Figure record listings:

——

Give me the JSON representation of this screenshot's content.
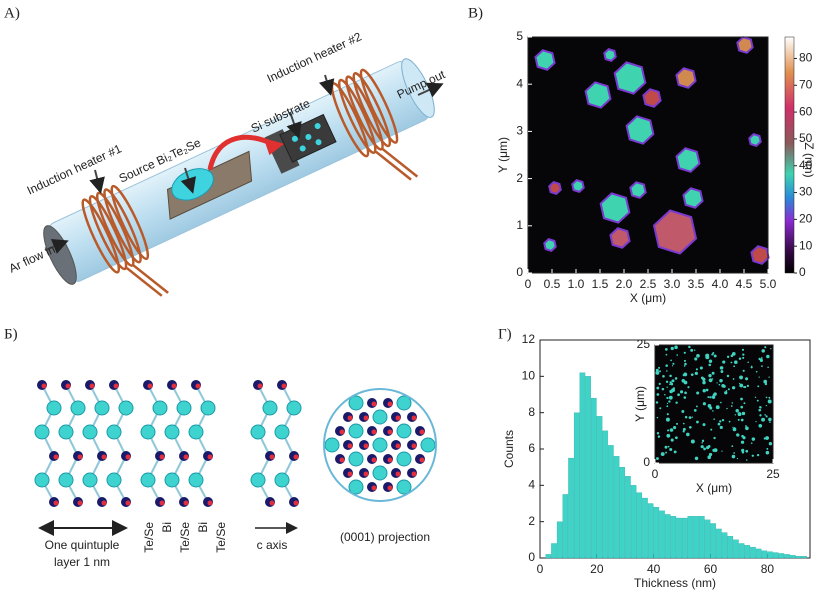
{
  "panel_a": {
    "label": "A)",
    "heater_1": "Induction heater #1",
    "heater_2": "Induction heater #2",
    "source": "Source Bi₂Te₂Se",
    "substrate": "Si substrate",
    "pump": "Pump out",
    "flow": "Ar flow in"
  },
  "panel_b": {
    "label": "Б)",
    "scale_line_1": "One quintuple",
    "scale_line_2": "layer 1 nm",
    "layers": [
      "Te/Se",
      "Bi",
      "Te/Se",
      "Bi",
      "Te/Se"
    ],
    "c_axis": "c axis",
    "projection": "(0001) projection"
  },
  "chart_data": [
    {
      "type": "image",
      "label": "B)",
      "xlabel": "X (μm)",
      "ylabel": "Y (μm)",
      "zlabel": "Z (nm)",
      "xlim": [
        0,
        5
      ],
      "ylim": [
        0,
        5
      ],
      "zlim": [
        0,
        88
      ],
      "xticks": [
        0,
        0.5,
        {
          "value": 1,
          "label": "1.0"
        },
        1.5,
        {
          "value": 2,
          "label": "2.0"
        },
        2.5,
        {
          "value": 3,
          "label": "3.0"
        },
        3.5,
        {
          "value": 4,
          "label": "4.0"
        },
        4.5,
        {
          "value": 5,
          "label": "5.0"
        }
      ],
      "yticks": [
        0,
        1,
        2,
        3,
        4,
        5
      ],
      "zticks": [
        0,
        10,
        20,
        30,
        40,
        50,
        60,
        70,
        80
      ]
    },
    {
      "type": "histogram",
      "label": "Г)",
      "xlabel": "Thickness (nm)",
      "ylabel": "Counts",
      "color": "#3fd3c8",
      "bins": [
        2,
        4,
        6,
        8,
        10,
        12,
        14,
        16,
        18,
        20,
        22,
        24,
        26,
        28,
        30,
        32,
        34,
        36,
        38,
        40,
        42,
        44,
        46,
        48,
        50,
        52,
        54,
        56,
        58,
        60,
        62,
        64,
        66,
        68,
        70,
        72,
        74,
        76,
        78,
        80,
        82,
        84,
        86,
        88,
        90,
        92,
        94
      ],
      "values": [
        0.2,
        0.8,
        2.0,
        3.5,
        5.5,
        8.0,
        10.2,
        10.0,
        8.8,
        7.8,
        7.0,
        6.2,
        5.6,
        5.0,
        4.5,
        4.0,
        3.6,
        3.3,
        3.0,
        2.8,
        2.6,
        2.4,
        2.3,
        2.2,
        2.2,
        2.3,
        2.3,
        2.3,
        2.1,
        1.9,
        1.6,
        1.4,
        1.2,
        1.0,
        0.8,
        0.7,
        0.6,
        0.5,
        0.4,
        0.35,
        0.3,
        0.25,
        0.2,
        0.15,
        0.1,
        0.1
      ],
      "xlim": [
        0,
        95
      ],
      "ylim": [
        0,
        12
      ],
      "xticks": [
        0,
        20,
        40,
        60,
        80
      ],
      "yticks": [
        0,
        2,
        4,
        6,
        8,
        10,
        12
      ],
      "inset": {
        "type": "image",
        "xlabel": "X (μm)",
        "ylabel": "Y (μm)",
        "xlim": [
          0,
          25
        ],
        "ylim": [
          0,
          25
        ],
        "xticks": [
          0,
          25
        ],
        "yticks": [
          0,
          25
        ]
      }
    }
  ]
}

——

Retype all entries exactly as they appear, dropping the images.

Give me the JSON representation of this screenshot's content.
{
  "panel_a": {
    "label": "A)",
    "heater_1": "Induction heater #1",
    "heater_2": "Induction heater #2",
    "source": "Source Bi₂Te₂Se",
    "substrate": "Si substrate",
    "pump": "Pump out",
    "flow": "Ar flow in"
  },
  "panel_b": {
    "label": "Б)",
    "scale_line_1": "One quintuple",
    "scale_line_2": "layer 1 nm",
    "layers": [
      "Te/Se",
      "Bi",
      "Te/Se",
      "Bi",
      "Te/Se"
    ],
    "c_axis": "c axis",
    "projection": "(0001) projection"
  },
  "chart_data": [
    {
      "type": "image",
      "label": "B)",
      "xlabel": "X (μm)",
      "ylabel": "Y (μm)",
      "zlabel": "Z (nm)",
      "xlim": [
        0,
        5
      ],
      "ylim": [
        0,
        5
      ],
      "zlim": [
        0,
        88
      ],
      "xticks": [
        0,
        0.5,
        {
          "value": 1,
          "label": "1.0"
        },
        1.5,
        {
          "value": 2,
          "label": "2.0"
        },
        2.5,
        {
          "value": 3,
          "label": "3.0"
        },
        3.5,
        {
          "value": 4,
          "label": "4.0"
        },
        4.5,
        {
          "value": 5,
          "label": "5.0"
        }
      ],
      "yticks": [
        0,
        1,
        2,
        3,
        4,
        5
      ],
      "zticks": [
        0,
        10,
        20,
        30,
        40,
        50,
        60,
        70,
        80
      ]
    },
    {
      "type": "histogram",
      "label": "Г)",
      "xlabel": "Thickness (nm)",
      "ylabel": "Counts",
      "color": "#3fd3c8",
      "bins": [
        2,
        4,
        6,
        8,
        10,
        12,
        14,
        16,
        18,
        20,
        22,
        24,
        26,
        28,
        30,
        32,
        34,
        36,
        38,
        40,
        42,
        44,
        46,
        48,
        50,
        52,
        54,
        56,
        58,
        60,
        62,
        64,
        66,
        68,
        70,
        72,
        74,
        76,
        78,
        80,
        82,
        84,
        86,
        88,
        90,
        92,
        94
      ],
      "values": [
        0.2,
        0.8,
        2.0,
        3.5,
        5.5,
        8.0,
        10.2,
        10.0,
        8.8,
        7.8,
        7.0,
        6.2,
        5.6,
        5.0,
        4.5,
        4.0,
        3.6,
        3.3,
        3.0,
        2.8,
        2.6,
        2.4,
        2.3,
        2.2,
        2.2,
        2.3,
        2.3,
        2.3,
        2.1,
        1.9,
        1.6,
        1.4,
        1.2,
        1.0,
        0.8,
        0.7,
        0.6,
        0.5,
        0.4,
        0.35,
        0.3,
        0.25,
        0.2,
        0.15,
        0.1,
        0.1
      ],
      "xlim": [
        0,
        95
      ],
      "ylim": [
        0,
        12
      ],
      "xticks": [
        0,
        20,
        40,
        60,
        80
      ],
      "yticks": [
        0,
        2,
        4,
        6,
        8,
        10,
        12
      ],
      "inset": {
        "type": "image",
        "xlabel": "X (μm)",
        "ylabel": "Y (μm)",
        "xlim": [
          0,
          25
        ],
        "ylim": [
          0,
          25
        ],
        "xticks": [
          0,
          25
        ],
        "yticks": [
          0,
          25
        ]
      }
    }
  ]
}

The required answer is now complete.